> _Excerpt to read_
[Start]
Friday the 13th got on the newly revived 3-D craze. Maybe because it was 1983? Who knows? It was thankfully short-lived. What seemed to kick it off for me was some broadcast TV showing of the original Creature From The Black Lagoon in anaglyph 3-D. You got special red and blue glasses and sat in front of your TV to watch the first 3-D televised showing. It was cool. I guess. After 30 minutes you got sick of the glasses and I got a headache.

I was at that cynical teen age of 15 where nothing was all that impressive anymore. I just had my consumer cherry popped when I went in on half for the Atari 2600 version of Pac Man and we all know how that turned out—fuck E.T. It was Pac Man that popped the video game bubble and sunk Atari. I had zero expectations. That was the last video game cartridge I ever bought.

Carpenter’s The Thing played to me in a near-empty theater summer, 1982. I left astounded, believing at that time it was his best film and might be one of the best horror films ever made. I still feel that way. This was decades before Johnny-Come-Lately fans would “rediscover” it and claim they loved it all along. Where the hell were you in the theater I was sitting to help that film fight back against Spielberg’s alien that year?

I stand firm that The Thing is not a remake, but more a direct adaptation of Campbell’s Who Goes There? novella. Fight me. And bring your dad. We will meet at the dumpster after school. The problem was Americans wanted friendly aliens that ate Reese’s Pieces. They didn’t want shape-shifting creatures that corrupt every cell and invade from within. Unexplained, leave it to the audience, downbeat ending–that was so 1970s.

Friday the 13th went for broke and saw that the slasher was waning as the 80s moved on. It was time to wrap this shit up and we got Friday the 13th Part 3 in 3-D. Say what you will, the acting and story sucked, but that’s not what we paid for. In addition to boobs and blood, we got them in 3-D. I don’t know about where YOU saw the film theatrically, but the theater we watched it in had fantastic projection. While the movie itself was just “meh” the 3-D was spectacular and provided the best thrills and jumps. Aside from that, Jason got his iconic hockey mask, but we didn’t know it would become a thing. For most of us kids, we thought this was Jason’s last hurrah. The slasher was fading out.

Jaws 3-D continued the “Terrible Threes” death spiral. I worked at McDonald’s at the time, the only job I ever walked off. Before I told them where they could shove their two whole beef patties, special sauce, lettuce, cheese, pickles, onions on a sesame bun, I switched shifts to catch the third shark movie in my beloved series.

I was planning to jump the Golden Arches for an usher job at the movie theater and the assistant manager on that night let me in for free. It was opening night. We got our polarized 3-D glasses and went inside to see if the third dimension really was terror.

The trailer for this film played months before at the front of one of those stupid Airplane! type spoofs, Young Doctors In Love. At first, I thought I would orgasm in the seat like I was in some porn house, but then those 3-D style red and yellow titles came up and it was “Uh oh” time.
[End]
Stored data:
[Start]
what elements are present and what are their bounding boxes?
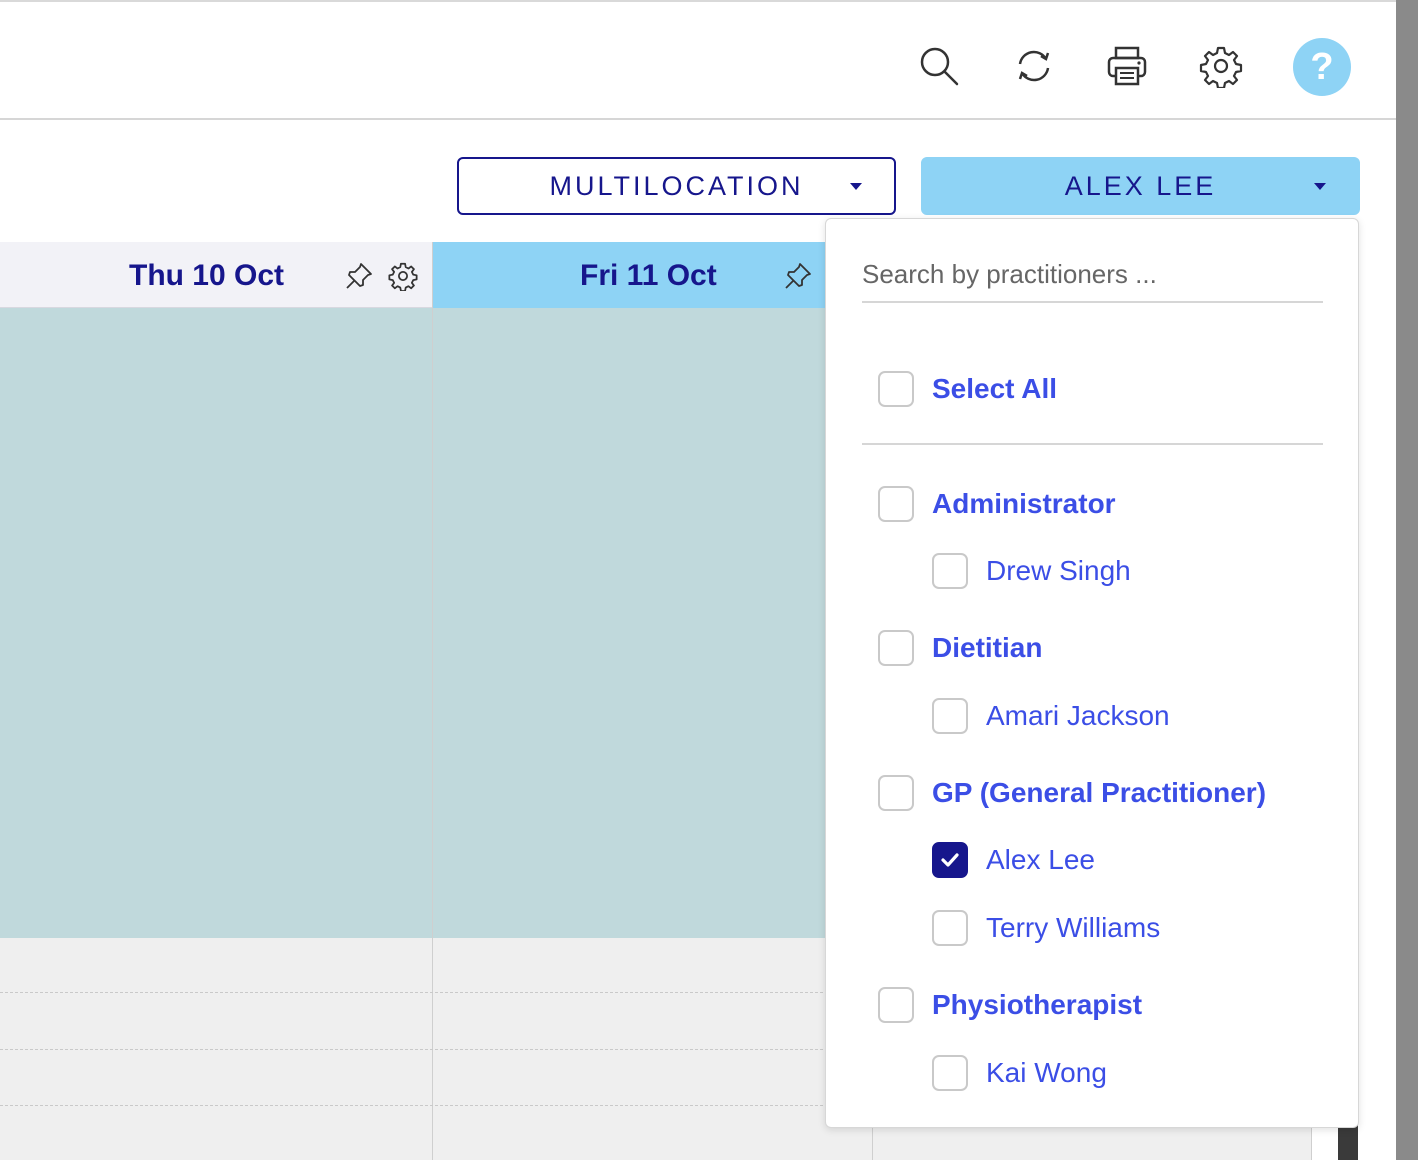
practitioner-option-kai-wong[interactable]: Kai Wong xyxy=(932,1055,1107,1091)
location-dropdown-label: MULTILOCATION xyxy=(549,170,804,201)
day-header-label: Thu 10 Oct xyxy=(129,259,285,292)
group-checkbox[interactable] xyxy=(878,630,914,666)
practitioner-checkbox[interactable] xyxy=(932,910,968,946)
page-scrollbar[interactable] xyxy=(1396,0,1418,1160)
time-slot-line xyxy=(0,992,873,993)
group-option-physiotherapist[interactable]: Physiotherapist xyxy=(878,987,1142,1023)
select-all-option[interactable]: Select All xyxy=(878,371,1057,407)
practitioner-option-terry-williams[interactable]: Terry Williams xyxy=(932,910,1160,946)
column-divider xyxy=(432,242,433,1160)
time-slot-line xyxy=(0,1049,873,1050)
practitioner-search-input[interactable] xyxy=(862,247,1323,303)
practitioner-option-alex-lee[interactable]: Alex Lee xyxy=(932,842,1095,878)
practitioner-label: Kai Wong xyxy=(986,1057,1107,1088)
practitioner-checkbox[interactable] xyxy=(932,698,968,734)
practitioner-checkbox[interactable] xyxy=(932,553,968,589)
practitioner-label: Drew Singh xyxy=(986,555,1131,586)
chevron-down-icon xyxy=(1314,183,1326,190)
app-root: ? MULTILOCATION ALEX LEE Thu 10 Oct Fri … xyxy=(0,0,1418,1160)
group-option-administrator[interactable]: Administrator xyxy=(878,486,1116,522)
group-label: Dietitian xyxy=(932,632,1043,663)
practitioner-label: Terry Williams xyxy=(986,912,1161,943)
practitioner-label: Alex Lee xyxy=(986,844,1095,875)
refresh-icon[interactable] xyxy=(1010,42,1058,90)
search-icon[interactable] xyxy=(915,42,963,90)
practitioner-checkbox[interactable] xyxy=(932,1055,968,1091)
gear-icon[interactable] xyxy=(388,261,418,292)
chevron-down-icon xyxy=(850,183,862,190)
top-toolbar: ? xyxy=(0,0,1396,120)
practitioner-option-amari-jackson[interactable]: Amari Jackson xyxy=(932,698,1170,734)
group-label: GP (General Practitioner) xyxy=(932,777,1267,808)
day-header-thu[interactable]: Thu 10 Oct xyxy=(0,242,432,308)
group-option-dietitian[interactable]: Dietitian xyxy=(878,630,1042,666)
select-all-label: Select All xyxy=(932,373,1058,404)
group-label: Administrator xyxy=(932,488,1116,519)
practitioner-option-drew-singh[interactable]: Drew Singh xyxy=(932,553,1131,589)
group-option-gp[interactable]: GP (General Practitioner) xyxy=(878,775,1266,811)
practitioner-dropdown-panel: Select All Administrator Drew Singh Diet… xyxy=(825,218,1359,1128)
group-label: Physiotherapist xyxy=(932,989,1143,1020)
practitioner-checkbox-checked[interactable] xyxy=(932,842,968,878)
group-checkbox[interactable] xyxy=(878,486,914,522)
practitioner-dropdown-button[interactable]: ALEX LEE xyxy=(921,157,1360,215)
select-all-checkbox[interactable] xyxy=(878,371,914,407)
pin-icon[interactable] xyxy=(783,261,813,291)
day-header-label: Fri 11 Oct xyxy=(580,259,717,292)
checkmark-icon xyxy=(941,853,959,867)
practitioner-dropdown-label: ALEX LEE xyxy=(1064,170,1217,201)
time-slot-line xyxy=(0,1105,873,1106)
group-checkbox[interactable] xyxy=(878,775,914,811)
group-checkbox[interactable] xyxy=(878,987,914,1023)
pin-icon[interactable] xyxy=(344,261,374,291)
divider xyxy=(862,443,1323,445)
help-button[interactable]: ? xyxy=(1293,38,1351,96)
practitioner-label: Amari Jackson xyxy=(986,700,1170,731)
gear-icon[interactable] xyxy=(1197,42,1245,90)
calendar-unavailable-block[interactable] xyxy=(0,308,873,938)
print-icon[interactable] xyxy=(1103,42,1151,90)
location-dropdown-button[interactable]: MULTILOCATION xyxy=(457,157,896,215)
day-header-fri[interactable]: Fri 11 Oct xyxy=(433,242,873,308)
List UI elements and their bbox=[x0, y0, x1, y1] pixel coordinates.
[End]
[Start]
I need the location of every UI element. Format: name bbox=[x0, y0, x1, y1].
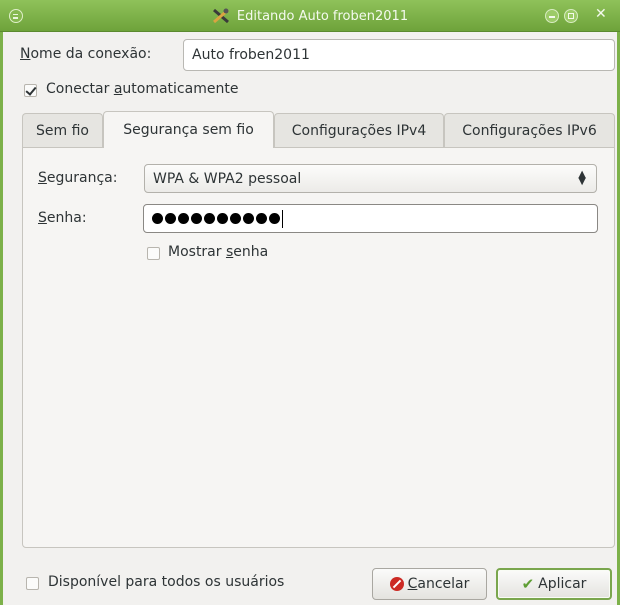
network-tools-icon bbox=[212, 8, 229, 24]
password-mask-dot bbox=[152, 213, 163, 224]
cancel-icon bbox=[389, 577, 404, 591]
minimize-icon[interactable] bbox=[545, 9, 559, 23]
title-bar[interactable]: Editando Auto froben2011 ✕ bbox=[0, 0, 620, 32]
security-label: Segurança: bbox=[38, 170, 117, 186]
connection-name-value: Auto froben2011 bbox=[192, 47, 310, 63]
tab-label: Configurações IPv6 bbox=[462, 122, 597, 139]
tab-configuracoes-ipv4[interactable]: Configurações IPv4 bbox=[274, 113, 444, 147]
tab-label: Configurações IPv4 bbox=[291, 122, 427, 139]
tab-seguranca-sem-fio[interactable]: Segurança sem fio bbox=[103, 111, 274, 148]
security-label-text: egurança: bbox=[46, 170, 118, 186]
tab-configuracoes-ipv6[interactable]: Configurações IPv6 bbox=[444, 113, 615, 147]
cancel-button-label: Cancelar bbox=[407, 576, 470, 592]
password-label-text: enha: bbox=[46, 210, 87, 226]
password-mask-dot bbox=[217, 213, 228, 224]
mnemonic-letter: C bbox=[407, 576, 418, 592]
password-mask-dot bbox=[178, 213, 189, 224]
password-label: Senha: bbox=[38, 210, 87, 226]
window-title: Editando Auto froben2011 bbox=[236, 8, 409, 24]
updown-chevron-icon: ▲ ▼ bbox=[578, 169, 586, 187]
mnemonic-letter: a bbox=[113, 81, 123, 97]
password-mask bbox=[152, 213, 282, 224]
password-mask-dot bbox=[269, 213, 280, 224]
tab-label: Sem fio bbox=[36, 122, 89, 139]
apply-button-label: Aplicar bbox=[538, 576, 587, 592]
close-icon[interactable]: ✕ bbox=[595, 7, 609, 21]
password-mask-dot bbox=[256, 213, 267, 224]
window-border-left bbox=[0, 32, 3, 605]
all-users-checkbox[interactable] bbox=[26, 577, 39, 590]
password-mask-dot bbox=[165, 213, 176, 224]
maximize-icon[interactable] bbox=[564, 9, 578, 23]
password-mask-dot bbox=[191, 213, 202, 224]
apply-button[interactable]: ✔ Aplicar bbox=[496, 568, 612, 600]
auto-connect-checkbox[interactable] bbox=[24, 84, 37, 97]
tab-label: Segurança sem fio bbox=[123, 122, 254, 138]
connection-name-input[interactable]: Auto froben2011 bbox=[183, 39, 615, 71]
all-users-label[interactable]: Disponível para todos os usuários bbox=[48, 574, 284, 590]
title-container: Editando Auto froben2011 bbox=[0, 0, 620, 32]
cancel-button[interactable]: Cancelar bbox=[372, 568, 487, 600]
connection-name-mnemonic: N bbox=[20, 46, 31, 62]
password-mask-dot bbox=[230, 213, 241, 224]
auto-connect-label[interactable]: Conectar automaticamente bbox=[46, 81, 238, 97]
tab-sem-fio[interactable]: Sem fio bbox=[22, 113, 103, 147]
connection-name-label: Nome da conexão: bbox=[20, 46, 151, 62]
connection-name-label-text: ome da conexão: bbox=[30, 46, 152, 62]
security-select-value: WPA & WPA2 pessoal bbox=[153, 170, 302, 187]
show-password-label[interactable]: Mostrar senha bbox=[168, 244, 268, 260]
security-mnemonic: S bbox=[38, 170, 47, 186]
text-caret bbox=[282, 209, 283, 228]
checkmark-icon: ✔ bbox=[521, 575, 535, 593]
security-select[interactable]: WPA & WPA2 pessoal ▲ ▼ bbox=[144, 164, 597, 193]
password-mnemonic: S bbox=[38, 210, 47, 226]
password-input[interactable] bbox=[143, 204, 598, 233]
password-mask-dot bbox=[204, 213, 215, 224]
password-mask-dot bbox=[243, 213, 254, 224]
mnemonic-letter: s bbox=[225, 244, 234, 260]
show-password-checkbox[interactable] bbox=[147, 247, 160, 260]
[End]
[Start]
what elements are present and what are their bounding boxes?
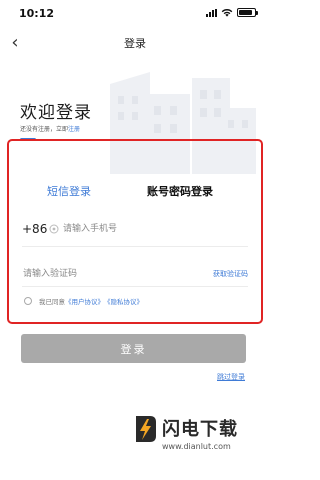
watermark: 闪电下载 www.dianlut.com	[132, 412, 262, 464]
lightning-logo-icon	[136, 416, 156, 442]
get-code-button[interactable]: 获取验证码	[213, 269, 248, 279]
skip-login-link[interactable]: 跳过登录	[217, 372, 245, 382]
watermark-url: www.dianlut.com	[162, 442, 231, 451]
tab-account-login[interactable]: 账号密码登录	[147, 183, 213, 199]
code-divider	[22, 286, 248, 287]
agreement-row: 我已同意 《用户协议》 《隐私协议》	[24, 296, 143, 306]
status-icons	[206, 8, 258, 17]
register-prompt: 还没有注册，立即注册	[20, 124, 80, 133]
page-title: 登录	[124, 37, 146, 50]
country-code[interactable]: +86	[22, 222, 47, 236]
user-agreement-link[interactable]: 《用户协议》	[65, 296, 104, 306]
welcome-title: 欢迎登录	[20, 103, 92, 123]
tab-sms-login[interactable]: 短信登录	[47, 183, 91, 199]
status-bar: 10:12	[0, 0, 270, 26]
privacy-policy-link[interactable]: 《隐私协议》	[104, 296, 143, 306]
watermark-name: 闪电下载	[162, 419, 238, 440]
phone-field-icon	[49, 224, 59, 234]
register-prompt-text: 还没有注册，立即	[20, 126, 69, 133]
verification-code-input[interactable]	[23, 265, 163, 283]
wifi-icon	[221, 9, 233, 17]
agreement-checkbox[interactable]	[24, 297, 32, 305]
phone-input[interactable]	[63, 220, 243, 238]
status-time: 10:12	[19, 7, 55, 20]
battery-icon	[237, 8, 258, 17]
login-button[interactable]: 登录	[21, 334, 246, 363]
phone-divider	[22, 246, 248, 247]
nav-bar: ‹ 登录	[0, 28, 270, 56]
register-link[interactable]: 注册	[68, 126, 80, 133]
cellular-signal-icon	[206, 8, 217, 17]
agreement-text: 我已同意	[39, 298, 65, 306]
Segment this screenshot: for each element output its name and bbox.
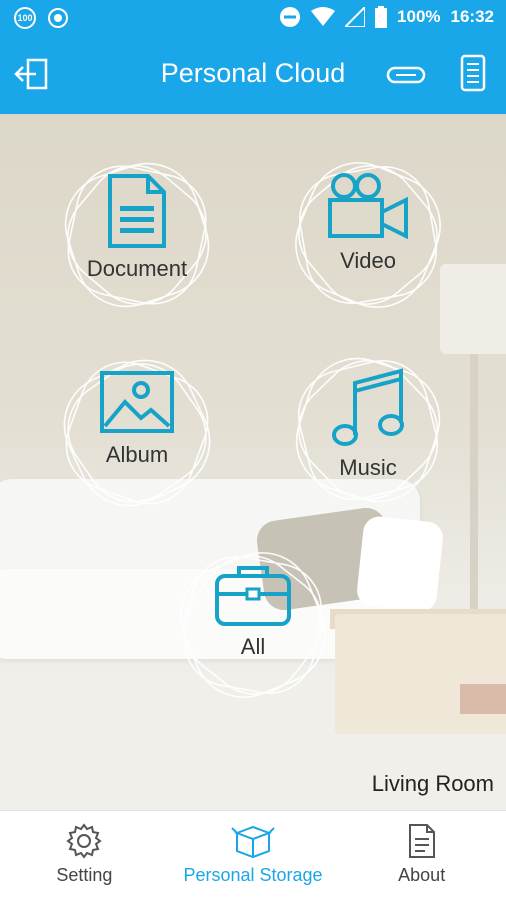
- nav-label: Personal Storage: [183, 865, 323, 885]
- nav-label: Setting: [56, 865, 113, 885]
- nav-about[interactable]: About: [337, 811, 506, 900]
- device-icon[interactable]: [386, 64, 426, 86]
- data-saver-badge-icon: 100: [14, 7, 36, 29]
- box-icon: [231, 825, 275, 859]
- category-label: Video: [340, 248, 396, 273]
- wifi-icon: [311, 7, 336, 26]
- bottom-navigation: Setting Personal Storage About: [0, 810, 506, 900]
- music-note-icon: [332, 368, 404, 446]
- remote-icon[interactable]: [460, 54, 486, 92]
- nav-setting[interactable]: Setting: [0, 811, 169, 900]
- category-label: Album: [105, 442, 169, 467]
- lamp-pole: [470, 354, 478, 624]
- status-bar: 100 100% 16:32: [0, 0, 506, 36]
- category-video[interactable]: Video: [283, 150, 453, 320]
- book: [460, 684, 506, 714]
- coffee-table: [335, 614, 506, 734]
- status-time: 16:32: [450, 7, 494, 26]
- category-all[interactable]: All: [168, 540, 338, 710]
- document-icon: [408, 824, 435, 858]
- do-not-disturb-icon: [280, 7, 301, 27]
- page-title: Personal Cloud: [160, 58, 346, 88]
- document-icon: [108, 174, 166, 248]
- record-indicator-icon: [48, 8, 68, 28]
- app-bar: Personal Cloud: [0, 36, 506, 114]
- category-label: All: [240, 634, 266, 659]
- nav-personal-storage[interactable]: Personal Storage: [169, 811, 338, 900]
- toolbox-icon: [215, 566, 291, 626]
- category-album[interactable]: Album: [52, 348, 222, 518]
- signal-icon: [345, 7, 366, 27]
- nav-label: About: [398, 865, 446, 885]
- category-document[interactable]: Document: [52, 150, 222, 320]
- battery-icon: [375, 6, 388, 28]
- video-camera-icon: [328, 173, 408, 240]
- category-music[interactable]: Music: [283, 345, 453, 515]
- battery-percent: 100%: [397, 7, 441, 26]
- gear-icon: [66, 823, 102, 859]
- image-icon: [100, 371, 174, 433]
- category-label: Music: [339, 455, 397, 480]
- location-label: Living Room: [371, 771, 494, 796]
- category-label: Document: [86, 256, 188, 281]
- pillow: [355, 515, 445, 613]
[End]
> _Complete the following_
a - Please write out the passage from the 3-D movies piece from "Carpenter’s The Thing" to "was so 1970s.".
b - In the 3-D movies piece, what was the last video game cartridge the writer ever bought?
Nothing in the stored data is needed here.

> _Task solutions_
a -
Carpenter’s The Thing played to me in a near-empty theater summer, 1982. I left astounded, believing at that time it was his best film and might be one of the best horror films ever made. I still feel that way. This was decades before Johnny-Come-Lately fans would “rediscover” it and claim they loved it all along. Where the hell were you in the theater I was sitting to help that film fight back against Spielberg’s alien that year?

I stand firm that The Thing is not a remake, but more a direct adaptation of Campbell’s Who Goes There? novella. Fight me. And bring your dad. We will meet at the dumpster after school. The problem was Americans wanted friendly aliens that ate Reese’s Pieces. They didn’t want shape-shifting creatures that corrupt every cell and invade from within. Unexplained, leave it to the audience, downbeat ending–that was so 1970s.

b - The Atari 2600 version of Pac Man.